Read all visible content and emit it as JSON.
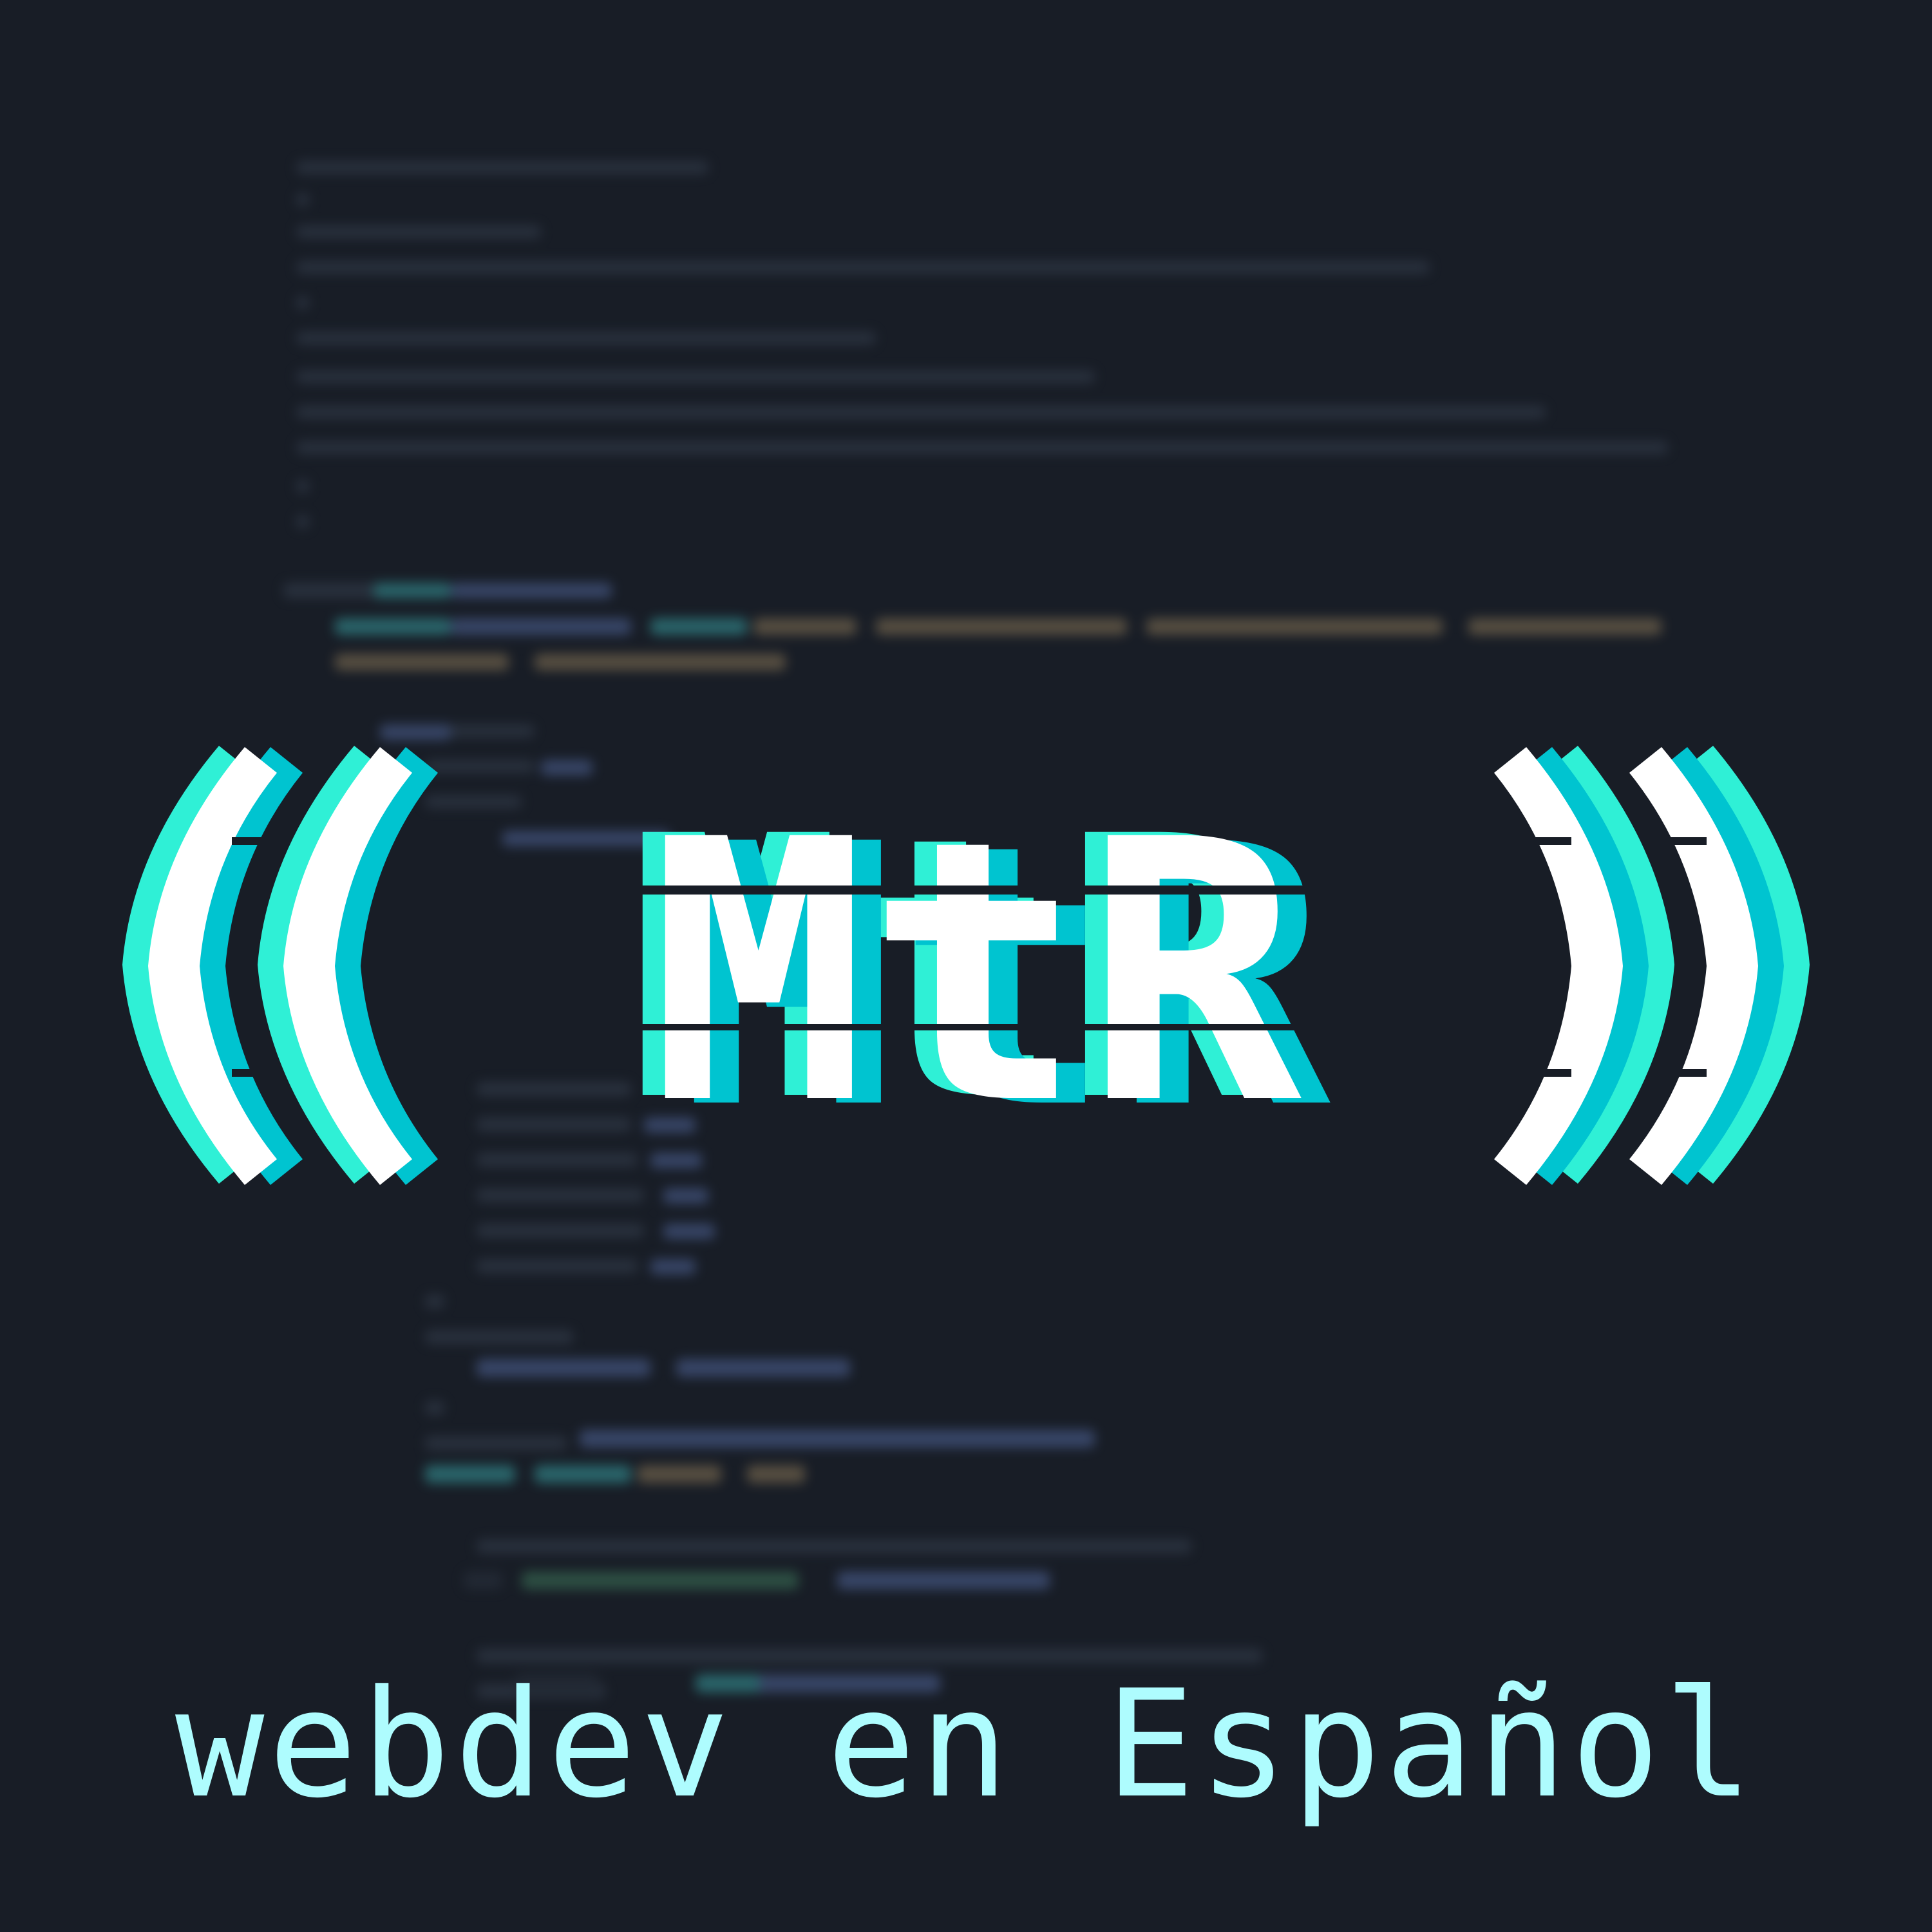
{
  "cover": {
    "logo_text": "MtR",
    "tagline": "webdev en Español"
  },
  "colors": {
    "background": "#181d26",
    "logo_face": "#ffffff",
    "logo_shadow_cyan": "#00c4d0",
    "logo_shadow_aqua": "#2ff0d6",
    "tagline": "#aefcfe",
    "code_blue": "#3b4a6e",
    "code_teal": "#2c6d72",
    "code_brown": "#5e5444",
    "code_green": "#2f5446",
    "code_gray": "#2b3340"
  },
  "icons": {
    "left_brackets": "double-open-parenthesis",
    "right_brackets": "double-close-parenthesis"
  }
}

----------------

Each record must be quoted in full and exactly. Do not include the pictures.

Read all visible content and emit it as JSON.
{
  "cover": {
    "logo_text": "MtR",
    "tagline": "webdev en Español"
  },
  "colors": {
    "background": "#181d26",
    "logo_face": "#ffffff",
    "logo_shadow_cyan": "#00c4d0",
    "logo_shadow_aqua": "#2ff0d6",
    "tagline": "#aefcfe",
    "code_blue": "#3b4a6e",
    "code_teal": "#2c6d72",
    "code_brown": "#5e5444",
    "code_green": "#2f5446",
    "code_gray": "#2b3340"
  },
  "icons": {
    "left_brackets": "double-open-parenthesis",
    "right_brackets": "double-close-parenthesis"
  }
}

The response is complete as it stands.